Given task — How many lines in the records below contain the word "Reclamation"? Reply with the number alone.

[start The records]

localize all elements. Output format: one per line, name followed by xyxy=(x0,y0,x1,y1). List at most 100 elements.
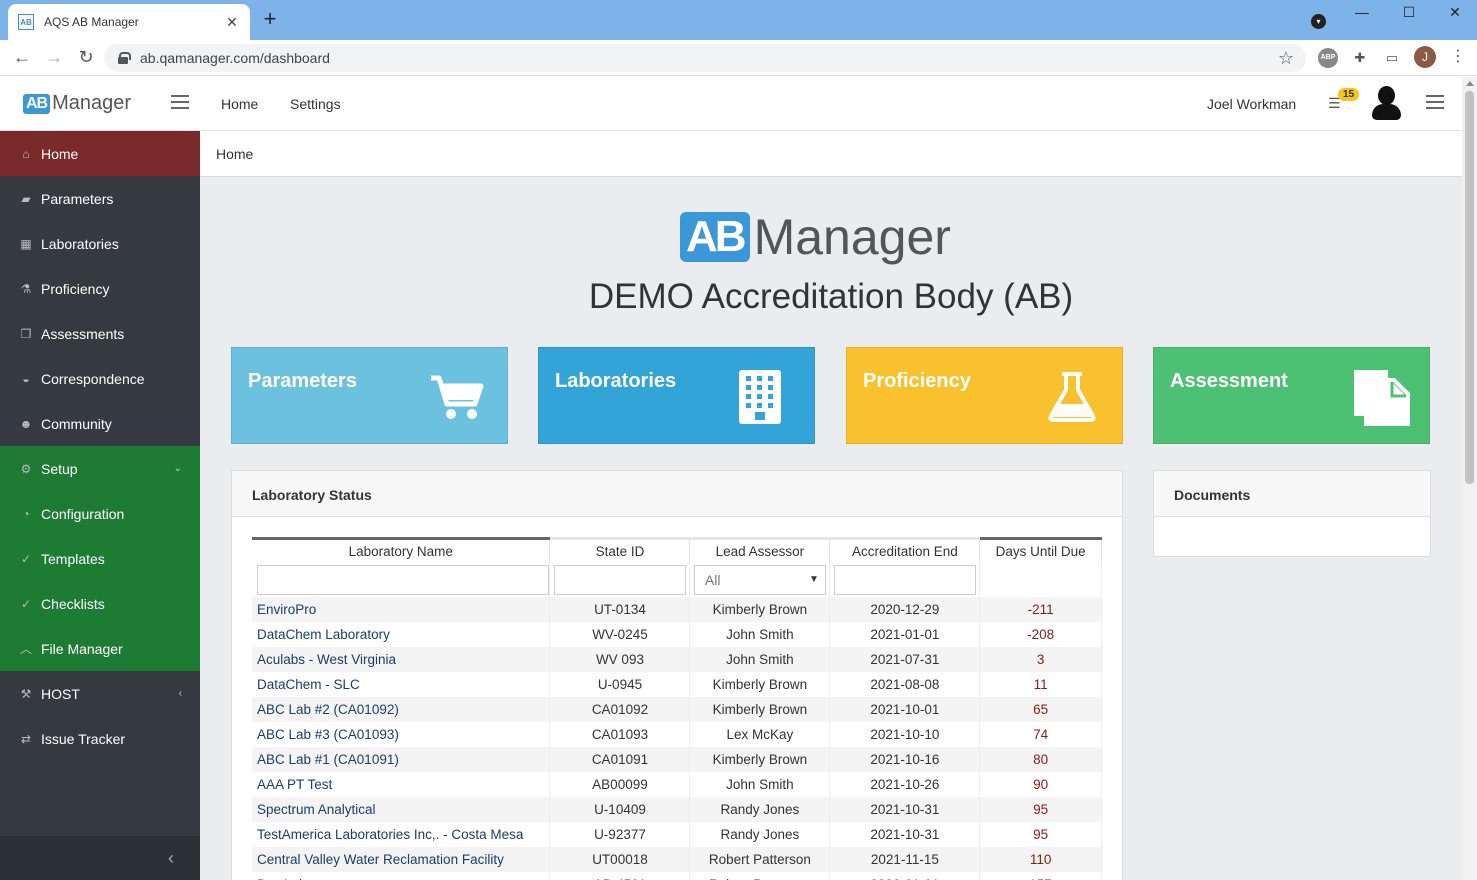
table-row[interactable]: Bay LaboratoryAB-4501Robert Patterson202… xyxy=(252,871,1102,880)
table-row[interactable]: ABC Lab #2 (CA01092) CA01092 Kimberly Brow… xyxy=(252,696,1102,722)
table-row[interactable]: DataChem - SLC U-0945 Kimberly Brown 2021-0… xyxy=(252,671,1102,697)
laboratory-name-cell[interactable]: Aculabs - West Virginia xyxy=(252,646,551,672)
table-row[interactable]: Aculabs - West Virginia WV 093 John Smith 2… xyxy=(252,646,1102,672)
sidebar-collapse-button[interactable]: ‹ xyxy=(0,836,200,880)
state-id-cell: UT-0134 xyxy=(549,596,691,622)
bookmark-star-icon[interactable]: ☆ xyxy=(1278,48,1294,69)
sidebar-item-proficiency[interactable]: ⚗ Proficiency xyxy=(0,266,200,311)
sidebar-item-parameters[interactable]: ▰ Parameters xyxy=(0,176,200,221)
sidebar-item-community[interactable]: ☻ Community xyxy=(0,401,200,446)
tile-assessment[interactable]: Assessment xyxy=(1153,347,1430,444)
user-name[interactable]: Joel Workman xyxy=(1207,96,1296,112)
lead-assessor-cell: John Smith xyxy=(689,646,831,672)
state-id-cell: CA01091 xyxy=(549,746,691,772)
browser-tab[interactable]: AB AQS AB Manager ✕ xyxy=(8,4,250,40)
minimize-icon[interactable]: — xyxy=(1347,4,1377,20)
sidebar-item-laboratories[interactable]: ▦ Laboratories xyxy=(0,221,200,266)
lead-assessor-cell: Kimberly Brown xyxy=(689,671,831,697)
accreditation-end-filter[interactable] xyxy=(833,564,976,595)
scroll-thumb[interactable] xyxy=(1465,91,1474,484)
laboratory-name-cell[interactable]: Bay Laboratory xyxy=(252,871,551,880)
accreditation-end-cell: 2021-10-26 xyxy=(829,771,981,797)
scroll-up-icon[interactable] xyxy=(1466,81,1474,86)
table-row[interactable]: TestAmerica Laboratories Inc,. - Costa M… xyxy=(252,821,1102,847)
sidebar-item-label: Checklists xyxy=(41,595,105,612)
sidebar-item-label: Proficiency xyxy=(41,280,110,297)
sidebar-item-correspondence[interactable]: ◒ Correspondence xyxy=(0,356,200,401)
tab-search-icon[interactable]: ▾ xyxy=(1311,14,1326,29)
close-tab-icon[interactable]: ✕ xyxy=(224,14,240,31)
table-row[interactable]: ABC Lab #3 (CA01093) CA01093 Lex McKay 2021… xyxy=(252,721,1102,747)
laboratory-name-cell[interactable]: EnviroPro xyxy=(252,596,551,622)
table-row[interactable]: Central Valley Water Reclamation Facilit… xyxy=(252,846,1102,872)
accreditation-end-cell: 2020-12-29 xyxy=(829,596,981,622)
user-avatar[interactable] xyxy=(1371,84,1401,122)
laboratory-name-cell[interactable]: Spectrum Analytical xyxy=(252,796,551,822)
sidebar-item-home[interactable]: ⌂ Home xyxy=(0,131,200,176)
state-id-filter[interactable] xyxy=(553,564,686,595)
sidebar-item-setup[interactable]: ⚙ Setup ⌄ xyxy=(0,446,200,491)
column-header-lead-assessor[interactable]: Lead Assessor xyxy=(689,537,831,563)
header-nav-home[interactable]: Home xyxy=(221,96,258,112)
state-id-cell: U-92377 xyxy=(549,821,691,847)
address-bar: ← → ↻ ab.qamanager.com/dashboard ☆ ABP ✚… xyxy=(0,40,1477,76)
laboratory-name-cell[interactable]: ABC Lab #1 (CA01091) xyxy=(252,746,551,772)
sidebar-item-assessments[interactable]: ❐ Assessments xyxy=(0,311,200,356)
sidebar-item-checklists[interactable]: ✓ Checklists xyxy=(0,581,200,626)
reload-icon[interactable]: ↻ xyxy=(74,46,98,70)
tile-parameters[interactable]: Parameters xyxy=(231,347,508,444)
url-field[interactable]: ab.qamanager.com/dashboard ☆ xyxy=(104,44,1306,72)
accreditation-end-cell: 2021-08-08 xyxy=(829,671,981,697)
table-row[interactable]: DataChem Laboratory WV-0245 John Smith 2021… xyxy=(252,621,1102,647)
brand-logo[interactable]: AB Manager xyxy=(23,92,131,115)
panel-title: Documents xyxy=(1154,471,1430,517)
table-row[interactable]: EnviroPro UT-0134 Kimberly Brown 2020-12-29… xyxy=(252,596,1102,622)
laboratory-name-cell[interactable]: DataChem - SLC xyxy=(252,671,551,697)
lead-assessor-filter[interactable]: All ▼ xyxy=(693,564,826,595)
column-header-laboratory-name[interactable]: Laboratory Name xyxy=(252,537,551,563)
lock-icon xyxy=(118,52,131,64)
sidebar-item-host[interactable]: ⚒ HOST ‹ xyxy=(0,671,200,716)
sidebar-item-file-manager[interactable]: ︿ File Manager xyxy=(0,626,200,671)
days-until-due-cell: -211 xyxy=(979,596,1102,622)
lead-assessor-cell: Kimberly Brown xyxy=(689,596,831,622)
accreditation-end-cell: 2021-10-10 xyxy=(829,721,981,747)
sidebar-item-configuration[interactable]: ◔ Configuration xyxy=(0,491,200,536)
sidebar-toggle-icon[interactable] xyxy=(171,95,189,109)
column-header-days-until-due[interactable]: Days Until Due xyxy=(979,537,1102,563)
page-scrollbar[interactable] xyxy=(1462,77,1477,880)
forward-icon[interactable]: → xyxy=(42,46,66,70)
cast-icon[interactable]: ▭ xyxy=(1382,48,1402,68)
extensions-icon[interactable]: ✚ xyxy=(1350,48,1370,68)
laboratory-name-filter[interactable] xyxy=(257,564,549,595)
panel-title: Laboratory Status xyxy=(232,471,1122,517)
column-header-state-id[interactable]: State ID xyxy=(549,537,691,563)
table-row[interactable]: AAA PT Test AB00099 John Smith 2021-10-26 90 xyxy=(252,771,1102,797)
laboratory-name-cell[interactable]: Central Valley Water Reclamation Facilit… xyxy=(252,846,551,872)
new-tab-button[interactable]: + xyxy=(258,8,282,32)
laboratory-name-cell[interactable]: TestAmerica Laboratories Inc,. - Costa M… xyxy=(252,821,551,847)
laboratory-name-cell[interactable]: AAA PT Test xyxy=(252,771,551,797)
back-icon[interactable]: ← xyxy=(10,46,34,70)
laboratory-name-cell[interactable]: ABC Lab #2 (CA01092) xyxy=(252,696,551,722)
flask-icon xyxy=(1048,372,1096,422)
header-nav-settings[interactable]: Settings xyxy=(290,96,341,112)
table-row[interactable]: ABC Lab #1 (CA01091) CA01091 Kimberly Brow… xyxy=(252,746,1102,772)
sidebar-item-issue-tracker[interactable]: ⇄ Issue Tracker xyxy=(0,716,200,761)
browser-menu-icon[interactable]: ⋮ xyxy=(1450,46,1466,66)
accreditation-end-cell: 2021-10-16 xyxy=(829,746,981,772)
tile-proficiency[interactable]: Proficiency xyxy=(846,347,1123,444)
browser-profile-avatar[interactable]: J xyxy=(1414,46,1436,68)
tile-laboratories[interactable]: Laboratories xyxy=(538,347,815,444)
url-text: ab.qamanager.com/dashboard xyxy=(140,50,330,66)
table-row[interactable]: Spectrum Analytical U-10409 Randy Jones 202… xyxy=(252,796,1102,822)
sidebar-item-templates[interactable]: ✓ Templates xyxy=(0,536,200,581)
laboratory-name-cell[interactable]: ABC Lab #3 (CA01093) xyxy=(252,721,551,747)
maximize-icon[interactable]: ☐ xyxy=(1394,4,1424,21)
adblock-extension-icon[interactable]: ABP xyxy=(1318,48,1338,68)
sidebar-item-label: Parameters xyxy=(41,190,114,207)
column-header-accreditation-end[interactable]: Accreditation End xyxy=(829,537,981,563)
laboratory-name-cell[interactable]: DataChem Laboratory xyxy=(252,621,551,647)
right-menu-icon[interactable] xyxy=(1426,95,1444,109)
close-window-icon[interactable]: ✕ xyxy=(1440,4,1470,21)
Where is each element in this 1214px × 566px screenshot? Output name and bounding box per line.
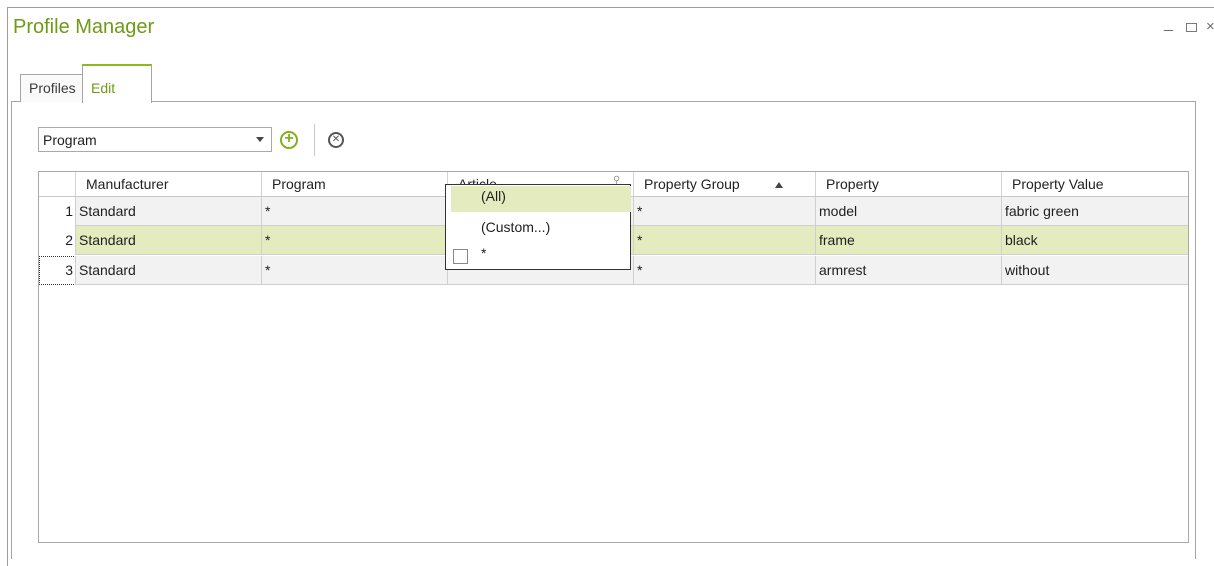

[end The records]

The solution — 2